TO DO
All of the lines below are to be transcribed faithfully, with pictures excluded from the copy.

RECORDS FOR THE EXERCISE
--- Begin ---

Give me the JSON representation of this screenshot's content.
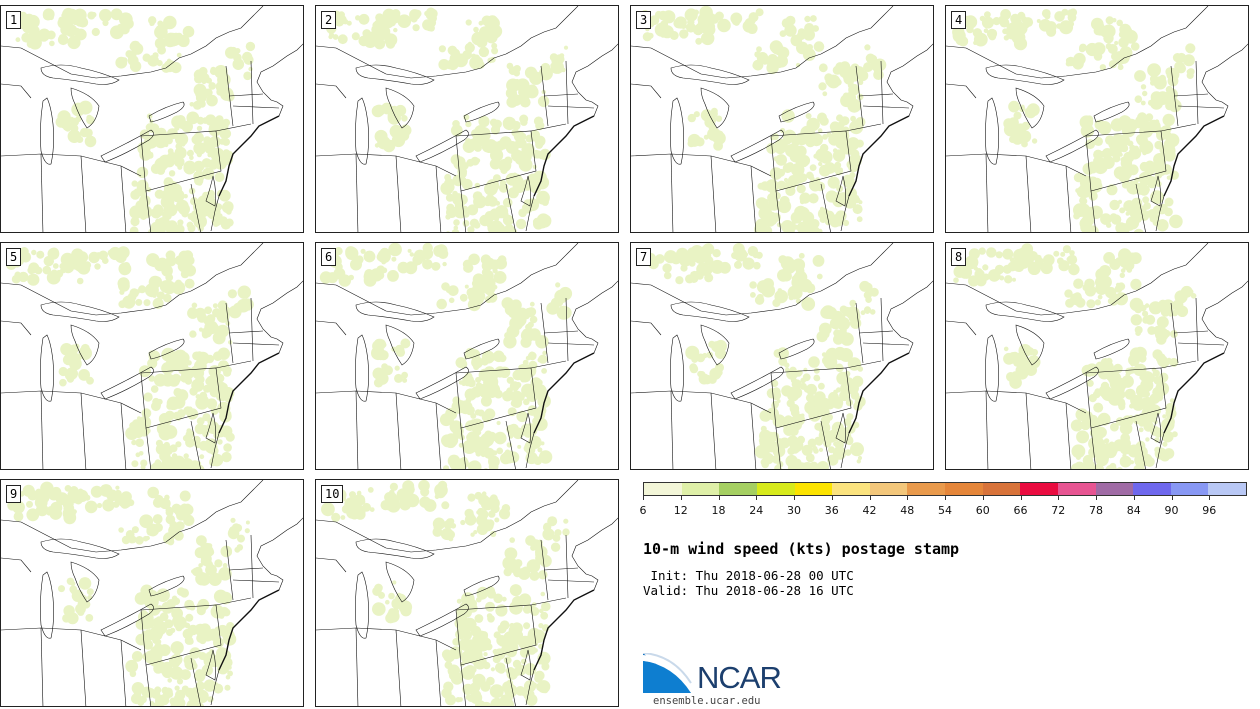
{
  "panels": [
    {
      "label": "1"
    },
    {
      "label": "2"
    },
    {
      "label": "3"
    },
    {
      "label": "4"
    },
    {
      "label": "5"
    },
    {
      "label": "6"
    },
    {
      "label": "7"
    },
    {
      "label": "8"
    },
    {
      "label": "9"
    },
    {
      "label": "10"
    }
  ],
  "colorbar": {
    "colors": [
      "#f3f6d8",
      "#dff0a8",
      "#a5cf62",
      "#d7ea1c",
      "#fce300",
      "#fbe37f",
      "#f3c77b",
      "#e99a4c",
      "#e5863a",
      "#d8733a",
      "#ea0c40",
      "#e75592",
      "#a06ba5",
      "#6f68ed",
      "#8898f4",
      "#b9c8f5"
    ],
    "ticks": [
      "6",
      "12",
      "18",
      "24",
      "30",
      "36",
      "42",
      "48",
      "54",
      "60",
      "66",
      "72",
      "78",
      "84",
      "90",
      "96"
    ]
  },
  "title": "10-m wind speed (kts) postage stamp",
  "init_text": " Init: Thu 2018-06-28 00 UTC",
  "valid_text": "Valid: Thu 2018-06-28 16 UTC",
  "logo": {
    "text": "NCAR",
    "site": "ensemble.ucar.edu"
  }
}
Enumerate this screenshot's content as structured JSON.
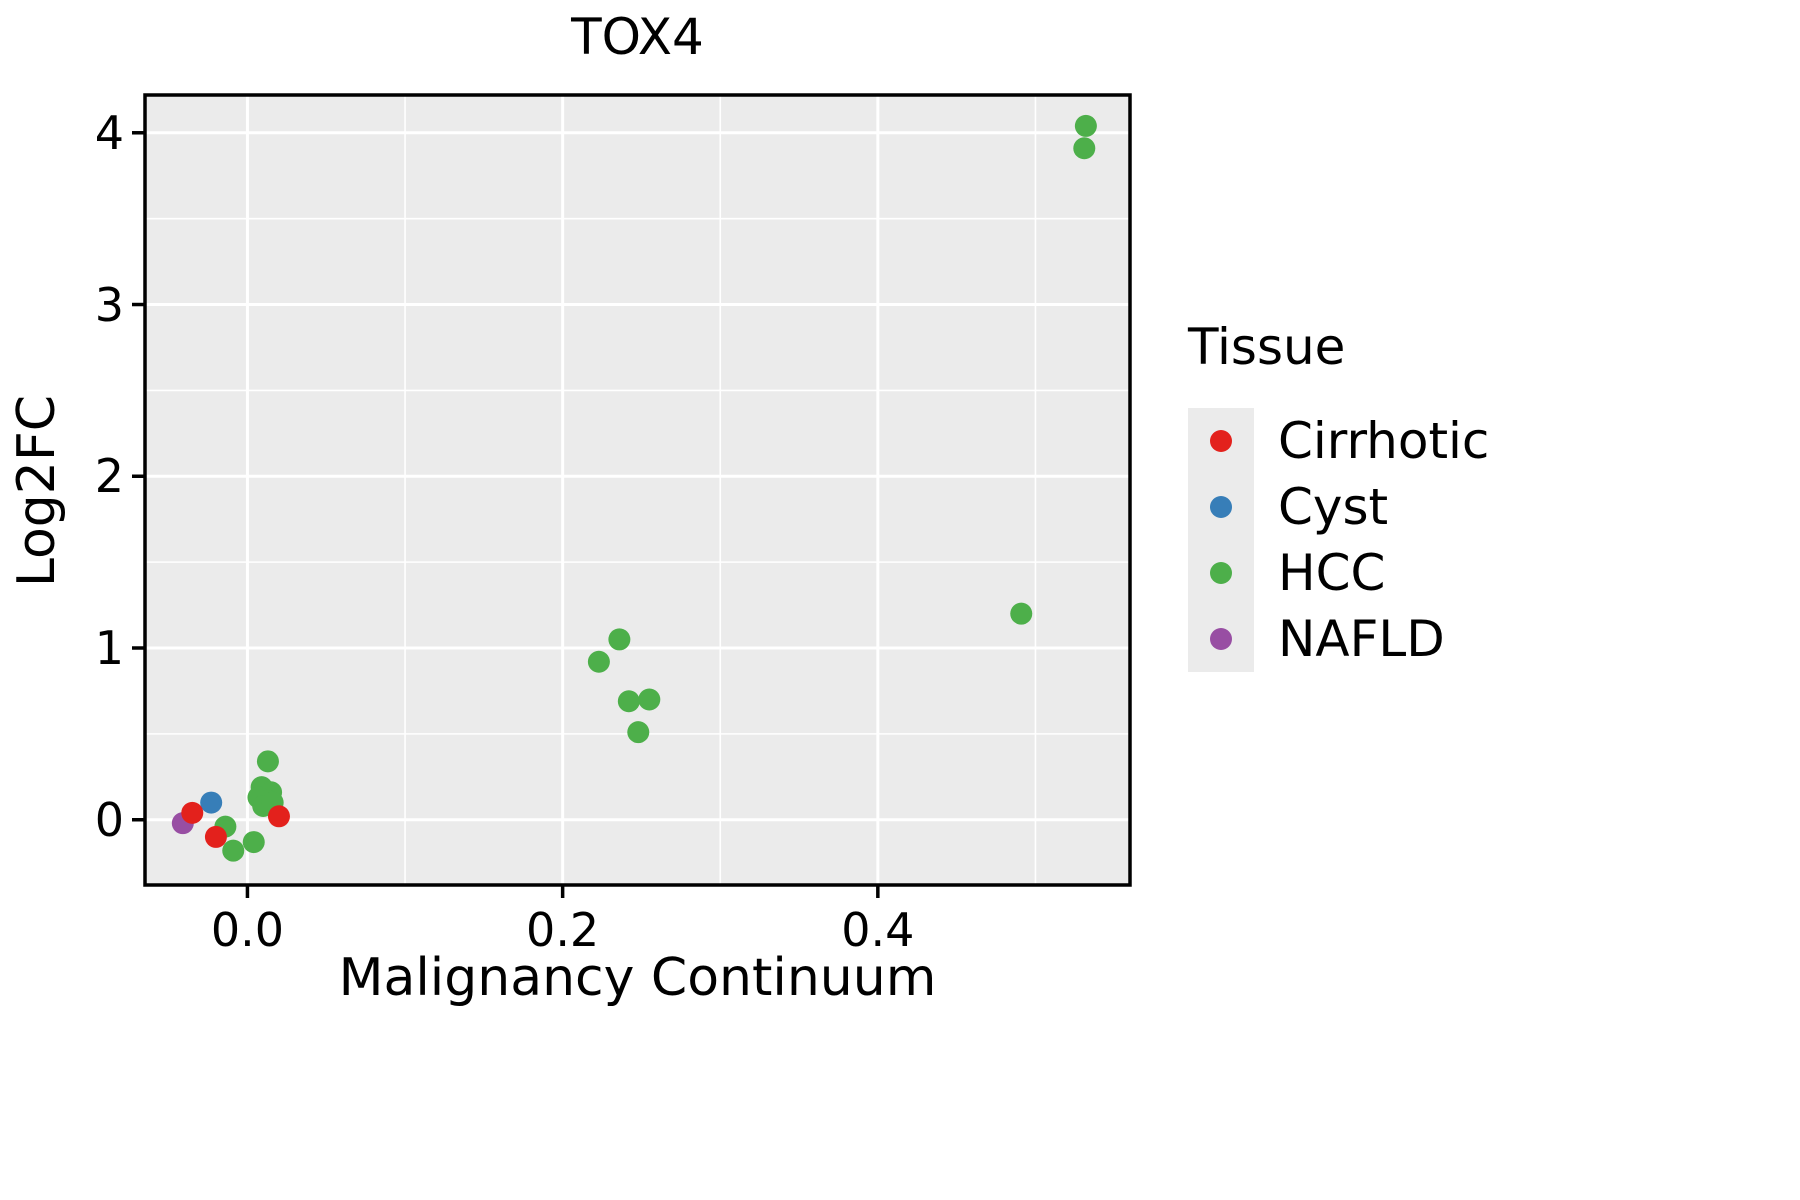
{
  "title": "TOX4",
  "axes": {
    "xlabel": "Malignancy Continuum",
    "ylabel": "Log2FC"
  },
  "legend": {
    "title": "Tissue",
    "entries": [
      {
        "label": "Cirrhotic",
        "color": "#E3211C"
      },
      {
        "label": "Cyst",
        "color": "#377EB8"
      },
      {
        "label": "HCC",
        "color": "#4DAF4A"
      },
      {
        "label": "NAFLD",
        "color": "#984EA3"
      }
    ]
  },
  "chart_data": {
    "type": "scatter",
    "title": "TOX4",
    "xlabel": "Malignancy Continuum",
    "ylabel": "Log2FC",
    "xlim": [
      -0.065,
      0.56
    ],
    "ylim": [
      -0.38,
      4.22
    ],
    "x_tick_values": [
      0.0,
      0.2,
      0.4
    ],
    "x_tick_labels": [
      "0.0",
      "0.2",
      "0.4"
    ],
    "y_tick_values": [
      0,
      1,
      2,
      3,
      4
    ],
    "y_tick_labels": [
      "0",
      "1",
      "2",
      "3",
      "4"
    ],
    "x_minor_ticks": [
      0.1,
      0.3,
      0.5
    ],
    "y_minor_ticks": [
      0.5,
      1.5,
      2.5,
      3.5
    ],
    "grid": true,
    "legend_position": "right",
    "panel_bg": "#EBEBEB",
    "grid_color": "#FFFFFF",
    "border_color": "#000000",
    "point_radius": 11,
    "series": [
      {
        "name": "Cirrhotic",
        "color": "#E3211C",
        "points": [
          [
            -0.035,
            0.04
          ],
          [
            -0.02,
            -0.1
          ],
          [
            0.02,
            0.02
          ]
        ]
      },
      {
        "name": "Cyst",
        "color": "#377EB8",
        "points": [
          [
            -0.023,
            0.1
          ]
        ]
      },
      {
        "name": "HCC",
        "color": "#4DAF4A",
        "points": [
          [
            0.013,
            0.34
          ],
          [
            0.009,
            0.19
          ],
          [
            0.015,
            0.16
          ],
          [
            0.007,
            0.13
          ],
          [
            0.013,
            0.11
          ],
          [
            0.01,
            0.08
          ],
          [
            0.016,
            0.1
          ],
          [
            -0.014,
            -0.04
          ],
          [
            -0.009,
            -0.18
          ],
          [
            0.004,
            -0.13
          ],
          [
            0.223,
            0.92
          ],
          [
            0.236,
            1.05
          ],
          [
            0.242,
            0.69
          ],
          [
            0.255,
            0.7
          ],
          [
            0.248,
            0.51
          ],
          [
            0.491,
            1.2
          ],
          [
            0.532,
            4.04
          ],
          [
            0.531,
            3.91
          ]
        ]
      },
      {
        "name": "NAFLD",
        "color": "#984EA3",
        "points": [
          [
            -0.041,
            -0.02
          ]
        ]
      }
    ]
  }
}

--- End ---

RESPONSE TO THIS EXERCISE
Give me the JSON representation of this screenshot's content.
{
  "panels": [
    {
      "label": "1"
    },
    {
      "label": "2"
    },
    {
      "label": "3"
    },
    {
      "label": "4"
    },
    {
      "label": "5"
    },
    {
      "label": "6"
    },
    {
      "label": "7"
    },
    {
      "label": "8"
    },
    {
      "label": "9"
    },
    {
      "label": "10"
    }
  ],
  "colorbar": {
    "colors": [
      "#f3f6d8",
      "#dff0a8",
      "#a5cf62",
      "#d7ea1c",
      "#fce300",
      "#fbe37f",
      "#f3c77b",
      "#e99a4c",
      "#e5863a",
      "#d8733a",
      "#ea0c40",
      "#e75592",
      "#a06ba5",
      "#6f68ed",
      "#8898f4",
      "#b9c8f5"
    ],
    "ticks": [
      "6",
      "12",
      "18",
      "24",
      "30",
      "36",
      "42",
      "48",
      "54",
      "60",
      "66",
      "72",
      "78",
      "84",
      "90",
      "96"
    ]
  },
  "title": "10-m wind speed (kts) postage stamp",
  "init_text": " Init: Thu 2018-06-28 00 UTC",
  "valid_text": "Valid: Thu 2018-06-28 16 UTC",
  "logo": {
    "text": "NCAR",
    "site": "ensemble.ucar.edu"
  }
}
Enumerate this screenshot's content as structured JSON.
{
  "title": "TOX4",
  "axes": {
    "xlabel": "Malignancy Continuum",
    "ylabel": "Log2FC"
  },
  "legend": {
    "title": "Tissue",
    "entries": [
      {
        "label": "Cirrhotic",
        "color": "#E3211C"
      },
      {
        "label": "Cyst",
        "color": "#377EB8"
      },
      {
        "label": "HCC",
        "color": "#4DAF4A"
      },
      {
        "label": "NAFLD",
        "color": "#984EA3"
      }
    ]
  },
  "chart_data": {
    "type": "scatter",
    "title": "TOX4",
    "xlabel": "Malignancy Continuum",
    "ylabel": "Log2FC",
    "xlim": [
      -0.065,
      0.56
    ],
    "ylim": [
      -0.38,
      4.22
    ],
    "x_tick_values": [
      0.0,
      0.2,
      0.4
    ],
    "x_tick_labels": [
      "0.0",
      "0.2",
      "0.4"
    ],
    "y_tick_values": [
      0,
      1,
      2,
      3,
      4
    ],
    "y_tick_labels": [
      "0",
      "1",
      "2",
      "3",
      "4"
    ],
    "x_minor_ticks": [
      0.1,
      0.3,
      0.5
    ],
    "y_minor_ticks": [
      0.5,
      1.5,
      2.5,
      3.5
    ],
    "grid": true,
    "legend_position": "right",
    "panel_bg": "#EBEBEB",
    "grid_color": "#FFFFFF",
    "border_color": "#000000",
    "point_radius": 11,
    "series": [
      {
        "name": "Cirrhotic",
        "color": "#E3211C",
        "points": [
          [
            -0.035,
            0.04
          ],
          [
            -0.02,
            -0.1
          ],
          [
            0.02,
            0.02
          ]
        ]
      },
      {
        "name": "Cyst",
        "color": "#377EB8",
        "points": [
          [
            -0.023,
            0.1
          ]
        ]
      },
      {
        "name": "HCC",
        "color": "#4DAF4A",
        "points": [
          [
            0.013,
            0.34
          ],
          [
            0.009,
            0.19
          ],
          [
            0.015,
            0.16
          ],
          [
            0.007,
            0.13
          ],
          [
            0.013,
            0.11
          ],
          [
            0.01,
            0.08
          ],
          [
            0.016,
            0.1
          ],
          [
            -0.014,
            -0.04
          ],
          [
            -0.009,
            -0.18
          ],
          [
            0.004,
            -0.13
          ],
          [
            0.223,
            0.92
          ],
          [
            0.236,
            1.05
          ],
          [
            0.242,
            0.69
          ],
          [
            0.255,
            0.7
          ],
          [
            0.248,
            0.51
          ],
          [
            0.491,
            1.2
          ],
          [
            0.532,
            4.04
          ],
          [
            0.531,
            3.91
          ]
        ]
      },
      {
        "name": "NAFLD",
        "color": "#984EA3",
        "points": [
          [
            -0.041,
            -0.02
          ]
        ]
      }
    ]
  }
}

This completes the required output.